# Text block
┏━━
Born July 2, 1937, in Brooklyn, NY; married, 1963; children: two. Education: Dartmouth College, B.A., 1959; University of California at Los Angeles, Ph.D., 1971.

ADDRESSES:

Home—Washington, DC. Office—History Department, Tufts University, Upper Campus Rd., East Hall, Room 10, Medford, MA 02155. E-mail—martin.sherwin@tufts.edu.

CAREER:

Historian, educator, and writer. University of California, Berkeley, acting research professor of history and lecturer, 1967-71; Princeton University, Princeton, NJ, lecturer and research associate, 1973-80; Tufts University, Medford, MA, adjunct professor in Fletcher School of Law and Diplomacy, 1980-89, founding director of Nuclear Age History and Humanities Center, 1986-93, Walter S. Dickson professor of history, 1995—. Dartmouth College, 1993-95, adjunct professor of history and film studies, professor of liberal studies, and director of John Sloan Dickey Center. Visiting professor, University of Pennsylvania, 1979-80; Cardozo Fund Visiting Professor of American History, Yale University, 1980; Barnette-Miller Visiting Professor of International Relations, Wellesley College, 1983-84; has also taught U.S. history at Cornell University and the Massachusetts Institute of Technology. Advisor for documentary films on history of the nuclear age, including The Day after Trinity: A History of Nuclear Strategy, and the thirteen-part PBS series War and Peace in the Nuclear Age.

MEMBER:

Society of American Historians, Phi Beta Kappa (honorary).
┗━━
# Entries supplied
┏━━
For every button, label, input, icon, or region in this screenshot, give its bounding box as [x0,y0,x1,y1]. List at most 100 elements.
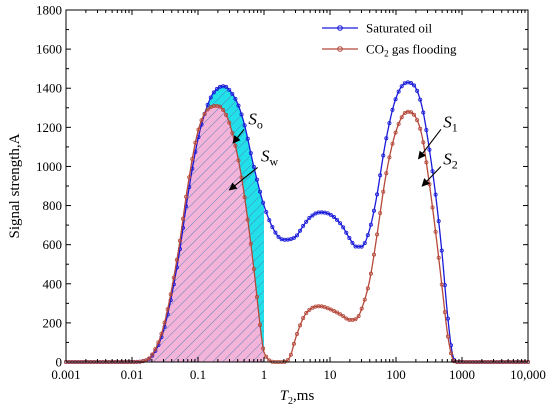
annotation-sub: 2 [452,157,458,171]
data-point [375,232,380,237]
x-axis-label-main: T [280,388,290,404]
data-point [381,189,386,194]
data-point [159,331,164,336]
data-point [350,240,355,245]
data-point [368,222,373,227]
data-point [205,107,210,112]
data-point [227,120,232,125]
data-point [335,217,340,222]
y-tick-label: 1800 [36,3,62,18]
data-point [390,141,395,146]
data-point [214,87,219,92]
data-point [448,351,453,356]
data-point [288,352,293,357]
annotation-label: So [248,109,262,131]
data-point [168,292,173,297]
data-point [359,306,364,311]
series-lines [64,80,531,364]
data-point [254,177,259,182]
y-tick-label: 0 [56,355,63,370]
x-tick-label: 1000 [449,367,475,382]
y-tick-label: 1400 [36,81,62,96]
fill-areas [137,86,264,362]
data-point [387,155,392,160]
annotation-arrow [417,128,442,160]
data-point [202,111,207,116]
data-point [344,316,349,321]
fill-area-hatch [137,105,264,362]
data-point [184,194,189,199]
legend-label-co2-sub: 2 [384,49,389,59]
data-point [421,110,426,115]
data-point [436,255,441,260]
annotation-main: S [248,109,257,128]
data-point [415,88,420,93]
data-point [347,236,352,241]
data-point [393,97,398,102]
data-point [239,112,244,117]
data-point [375,192,380,197]
annotation-label: Sw [261,147,279,169]
legend-marker-saturated-oil [337,25,343,31]
y-tick-label: 600 [43,237,63,252]
data-point [208,95,213,100]
data-point [445,316,450,321]
data-point [393,130,398,135]
data-point [181,216,186,221]
legend-label-co2-main: CO [366,42,384,57]
axis-ticks: 0.001 0.01 0.1 1 10 100 1000 10,000 0 200 400 600 80… [36,3,546,383]
data-point [335,310,340,315]
x-axis-label-rest: ,ms [293,388,314,404]
data-point [307,216,312,221]
data-point [331,215,336,220]
data-point [248,151,253,156]
x-axis-label: T2,ms [280,388,315,407]
data-point [233,143,238,148]
data-point [270,225,275,230]
data-point [254,295,259,300]
legend-label-co2-gas-flooding: CO2 gas flooding [366,42,457,59]
x-tick-label: 1 [261,367,268,382]
data-point [153,347,158,352]
data-point [264,210,269,215]
data-point [230,131,235,136]
x-tick-label: 0.01 [121,367,144,382]
data-point [150,352,155,357]
data-point [196,127,201,132]
data-point [399,115,404,120]
data-point [328,307,333,312]
annotation-arrow [228,166,258,191]
data-point [384,136,389,141]
annotation-arrow [421,166,442,187]
data-point [291,341,296,346]
annotation-label: S1 [443,112,458,134]
data-point [418,126,423,131]
data-point [387,121,392,126]
data-point [396,89,401,94]
data-point [359,244,364,249]
data-point [424,127,429,132]
data-point [418,97,423,102]
data-point [365,286,370,291]
y-tick-label: 1600 [36,42,62,57]
x-axis-label-sub: 2 [288,396,293,407]
data-point [174,257,179,262]
data-point [199,118,204,123]
data-point [193,140,198,145]
series-line-co2-gas-flooding [66,105,528,363]
data-point [412,112,417,117]
series-markers-saturated-oil [64,80,531,364]
data-point [341,314,346,319]
data-point [325,211,330,216]
data-point [190,156,195,161]
data-point [171,275,176,280]
data-point [424,160,429,165]
data-point [433,192,438,197]
annotation-main: S [443,149,452,168]
y-tick-label: 1200 [36,120,62,135]
annotation-main: S [443,112,452,131]
data-point [439,282,444,287]
legend-marker-co2-gas-flooding [337,46,343,52]
data-point [442,310,447,315]
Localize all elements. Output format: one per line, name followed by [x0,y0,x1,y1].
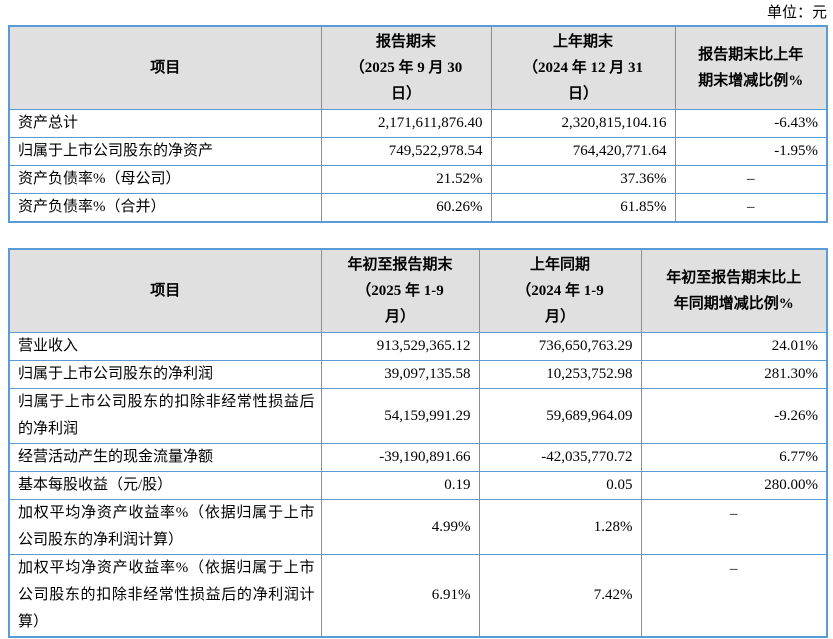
value-prior: 10,253,752.98 [478,360,642,389]
value-change: 24.01% [640,332,828,361]
value-current: 749,522,978.54 [320,137,492,166]
value-current: 54,159,991.29 [320,388,480,444]
table-row: 经营活动产生的现金流量净额 -39,190,891.66 -42,035,770… [8,443,828,472]
row-label: 归属于上市公司股东的扣除非经常性损益后的净利润 [8,388,322,444]
table-row: 资产负债率%（合并） 60.26% 61.85% – [8,193,828,223]
value-current: 60.26% [320,193,492,223]
value-prior: 7.42% [478,554,642,638]
value-current: 6.91% [320,554,480,638]
row-label: 资产总计 [8,109,322,138]
value-current: 4.99% [320,499,480,555]
value-change-dash: – [674,165,828,194]
column-header-change-ratio: 年初至报告期末比上 年同期增减比例% [640,248,828,333]
value-change-dash: – [640,554,828,638]
income-summary-table: 项目 年初至报告期末 （2025 年 1-9 月） 上年同期 （2024 年 1… [8,248,828,638]
table-header-row: 项目 报告期末 （2025 年 9 月 30 日） 上年期末 （2024 年 1… [8,25,828,110]
value-prior: 61.85% [490,193,676,223]
balance-sheet-summary-table: 项目 报告期末 （2025 年 9 月 30 日） 上年期末 （2024 年 1… [8,25,828,223]
value-prior: 736,650,763.29 [478,332,642,361]
value-change: 281.30% [640,360,828,389]
column-header-ytd-current: 年初至报告期末 （2025 年 1-9 月） [320,248,480,333]
row-label: 加权平均净资产收益率%（依据归属于上市公司股东的扣除非经常性损益后的净利润计算） [8,554,322,638]
value-prior: 37.36% [490,165,676,194]
value-current: 913,529,365.12 [320,332,480,361]
row-label: 归属于上市公司股东的净资产 [8,137,322,166]
table-row: 基本每股收益（元/股） 0.19 0.05 280.00% [8,471,828,500]
table-header-row: 项目 年初至报告期末 （2025 年 1-9 月） 上年同期 （2024 年 1… [8,248,828,333]
value-change: 280.00% [640,471,828,500]
row-label: 归属于上市公司股东的净利润 [8,360,322,389]
row-label: 基本每股收益（元/股） [8,471,322,500]
value-prior: 2,320,815,104.16 [490,109,676,138]
row-label: 资产负债率%（合并） [8,193,322,223]
table-row: 归属于上市公司股东的扣除非经常性损益后的净利润 54,159,991.29 59… [8,388,828,444]
value-current: 21.52% [320,165,492,194]
row-label: 经营活动产生的现金流量净额 [8,443,322,472]
unit-label: 单位：元 [766,5,827,21]
table-row: 资产负债率%（母公司） 21.52% 37.36% – [8,165,828,194]
value-prior: -42,035,770.72 [478,443,642,472]
value-prior: 59,689,964.09 [478,388,642,444]
value-current: 39,097,135.58 [320,360,480,389]
value-change: -9.26% [640,388,828,444]
row-label: 资产负债率%（母公司） [8,165,322,194]
table-row: 加权平均净资产收益率%（依据归属于上市公司股东的扣除非经常性损益后的净利润计算）… [8,554,828,638]
row-label: 营业收入 [8,332,322,361]
value-prior: 764,420,771.64 [490,137,676,166]
table-row: 加权平均净资产收益率%（依据归属于上市公司股东的净利润计算） 4.99% 1.2… [8,499,828,555]
value-current: -39,190,891.66 [320,443,480,472]
value-change: -6.43% [674,109,828,138]
column-header-report-period-end: 报告期末 （2025 年 9 月 30 日） [320,25,492,110]
table-row: 归属于上市公司股东的净资产 749,522,978.54 764,420,771… [8,137,828,166]
column-header-prior-same-period: 上年同期 （2024 年 1-9 月） [478,248,642,333]
column-header-item: 项目 [8,25,322,110]
value-change-dash: – [640,499,828,555]
table-row: 营业收入 913,529,365.12 736,650,763.29 24.01… [8,332,828,361]
row-label: 加权平均净资产收益率%（依据归属于上市公司股东的净利润计算） [8,499,322,555]
value-current: 2,171,611,876.40 [320,109,492,138]
column-header-prior-year-end: 上年期末 （2024 年 12 月 31 日） [490,25,676,110]
column-header-change-ratio: 报告期末比上年 期末增减比例% [674,25,828,110]
value-change: 6.77% [640,443,828,472]
value-current: 0.19 [320,471,480,500]
value-change: -1.95% [674,137,828,166]
table-row: 归属于上市公司股东的净利润 39,097,135.58 10,253,752.9… [8,360,828,389]
value-prior: 1.28% [478,499,642,555]
column-header-item: 项目 [8,248,322,333]
value-change-dash: – [674,193,828,223]
table-row: 资产总计 2,171,611,876.40 2,320,815,104.16 -… [8,109,828,138]
value-prior: 0.05 [478,471,642,500]
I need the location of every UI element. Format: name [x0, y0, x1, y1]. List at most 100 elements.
┗━━
# What you need to do
**a)** Write out the part of the biographical entry starting with "Born July 2, 1937, in" and going on through "Angeles, Ph.D., 1971.".
**b)** Based on the biographical entry, mark each statement yes or no and quote the words that decide it: (i) The Ph.D. was earned at Dartmouth College. (ii) The founding directorship of the Nuclear Age History and Humanities Center ran from 1986 to 1993. (iii) The Yale appointment in 1980 was the Barnette-Miller Visiting Professorship.
**c)** Carry on the biographical entry from where it stops.

# Task answers
**a)**
Born July 2, 1937, in Brooklyn, NY; married, 1963; children: two. Education: Dartmouth College, B.A., 1959; University of California at Los Angeles, Ph.D., 1971.

**b)**
(i) No: "Dartmouth College, B.A., 1959; University of California at Los Angeles, Ph.D., 1971."
(ii) Yes: "founding director of Nuclear Age History and Humanities Center, 1986-93"
(iii) No: "Cardozo Fund Visiting Professor of American History, Yale University, 1980"

**c)**
AWARDS, HONORS:

Regents fellow, University of California, 1966-67; grant-in-aid, Harry S. Truman Foundation, 1968, 1977; research grant, Massachusetts Institute of Technology School of Humanities and Social Science, 1973-74; Stuart L. Bernath Book Prize from Society of Historians of American Foreign Relations, American History Book Prize from National Historical Society, National Book Award nomination from National Institute for Arts and Letters, and Pulitzer Prize finalist, all 1976, all for A World Destroyed: The Atomic Bomb and the Grand Alliance; Rockefeller Foundation fellowship, 1978-79; Professor of the Year Silver Medal Award, Council for Advancement and Support of Education, 1985, 1986; Guggenheim fellowship, 1986; George Kistiakowsky Fellow, American Academy of Arts and Sciences, 1988-89; research and writing grant, MacArthur Foundation, 1991; UNESCO Distinguished Professor of Humanities, 1995; National Book Critics Circle Award for biography, and Pulitzer Prize in biography, both 2006, both for American Prometheus: The Triumph and Tragedy of J. Robert Oppenheimer.

WRITINGS:

A World Destroyed: The Atomic Bomb and the Grand Alliance, Knopf (New York, NY), 1975, reprinted, with new author introduction, as A World Destroyed: Hiroshima and the Origins of the Arms Race, Vintage Books (New York, NY), 1987, 3rd edition, with foreword by Robert J. Lifton, published as A World Destroyed: Hiroshima and Its Legacies, Stanford University Press (Stanford, CA), 2003.

(With Kai Bird) American Prometheus: The Triumph and Tragedy of J. Robert Oppenheimer, Knopf (New York, NY), 2005.

SIDELIGHTS:

Martin J. Sherwin is a professor of history at Tufts University and the founding director of Tufts's Nuclear Age History and Humanities Center. He is also the founding director and executive producer of the Global Classroom project, in which U.S. students are linked by satellite to students in Moscow so that they can have discussions about current events and major world issues. He also served on the advisory board for the cancelled Enola Gay Exhibit that was to be on display at the Smithsonian's National Air and Space Museum. Sherwin has worked on a number of documentary films that pertain to the history of the nuclear age, including a thirteen-part series for the Public Broadcasting Service (PBS) titled War and Peace in the Nuclear Age.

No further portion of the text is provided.